◆ Requirement: Without the pictures, copy all the entries below exactly.

- - -

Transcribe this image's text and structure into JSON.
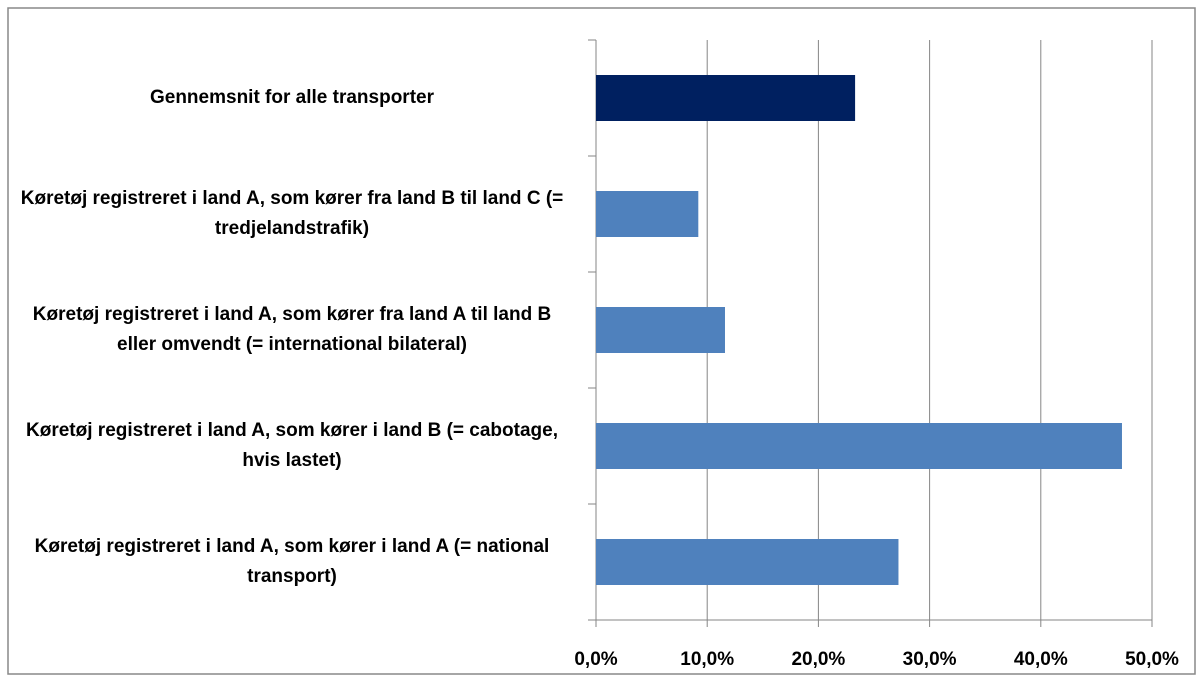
{
  "chart_data": {
    "type": "bar",
    "orientation": "horizontal",
    "categories": [
      "Gennemsnit for alle transporter",
      "Køretøj registreret i land A, som kører fra land B til land C (= tredjelandstrafik)",
      "Køretøj registreret i land A, som kører fra land A til land B eller omvendt (= international bilateral)",
      "Køretøj registreret i land A, som kører i land B (= cabotage, hvis lastet)",
      "Køretøj registreret i land A, som kører i land A (= national transport)"
    ],
    "values": [
      23.3,
      9.2,
      11.6,
      47.3,
      27.2
    ],
    "colors": [
      "#002060",
      "#4f81bd",
      "#4f81bd",
      "#4f81bd",
      "#4f81bd"
    ],
    "xlim": [
      0,
      50
    ],
    "xticks": [
      {
        "value": 0,
        "label": "0,0%"
      },
      {
        "value": 10,
        "label": "10,0%"
      },
      {
        "value": 20,
        "label": "20,0%"
      },
      {
        "value": 30,
        "label": "30,0%"
      },
      {
        "value": 40,
        "label": "40,0%"
      },
      {
        "value": 50,
        "label": "50,0%"
      }
    ],
    "grid": true
  }
}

- - -

◆ Result of this exercise:
Transcribe this image's text and structure into JSON.
{
  "chart_data": {
    "type": "bar",
    "orientation": "horizontal",
    "categories": [
      "Gennemsnit for alle transporter",
      "Køretøj registreret i land A, som kører fra land B til land C (= tredjelandstrafik)",
      "Køretøj registreret i land A, som kører fra land A til land B eller omvendt (= international bilateral)",
      "Køretøj registreret i land A, som kører i land B (= cabotage, hvis lastet)",
      "Køretøj registreret i land A, som kører i land A (= national transport)"
    ],
    "values": [
      23.3,
      9.2,
      11.6,
      47.3,
      27.2
    ],
    "colors": [
      "#002060",
      "#4f81bd",
      "#4f81bd",
      "#4f81bd",
      "#4f81bd"
    ],
    "xlim": [
      0,
      50
    ],
    "xticks": [
      {
        "value": 0,
        "label": "0,0%"
      },
      {
        "value": 10,
        "label": "10,0%"
      },
      {
        "value": 20,
        "label": "20,0%"
      },
      {
        "value": 30,
        "label": "30,0%"
      },
      {
        "value": 40,
        "label": "40,0%"
      },
      {
        "value": 50,
        "label": "50,0%"
      }
    ],
    "grid": true
  }
}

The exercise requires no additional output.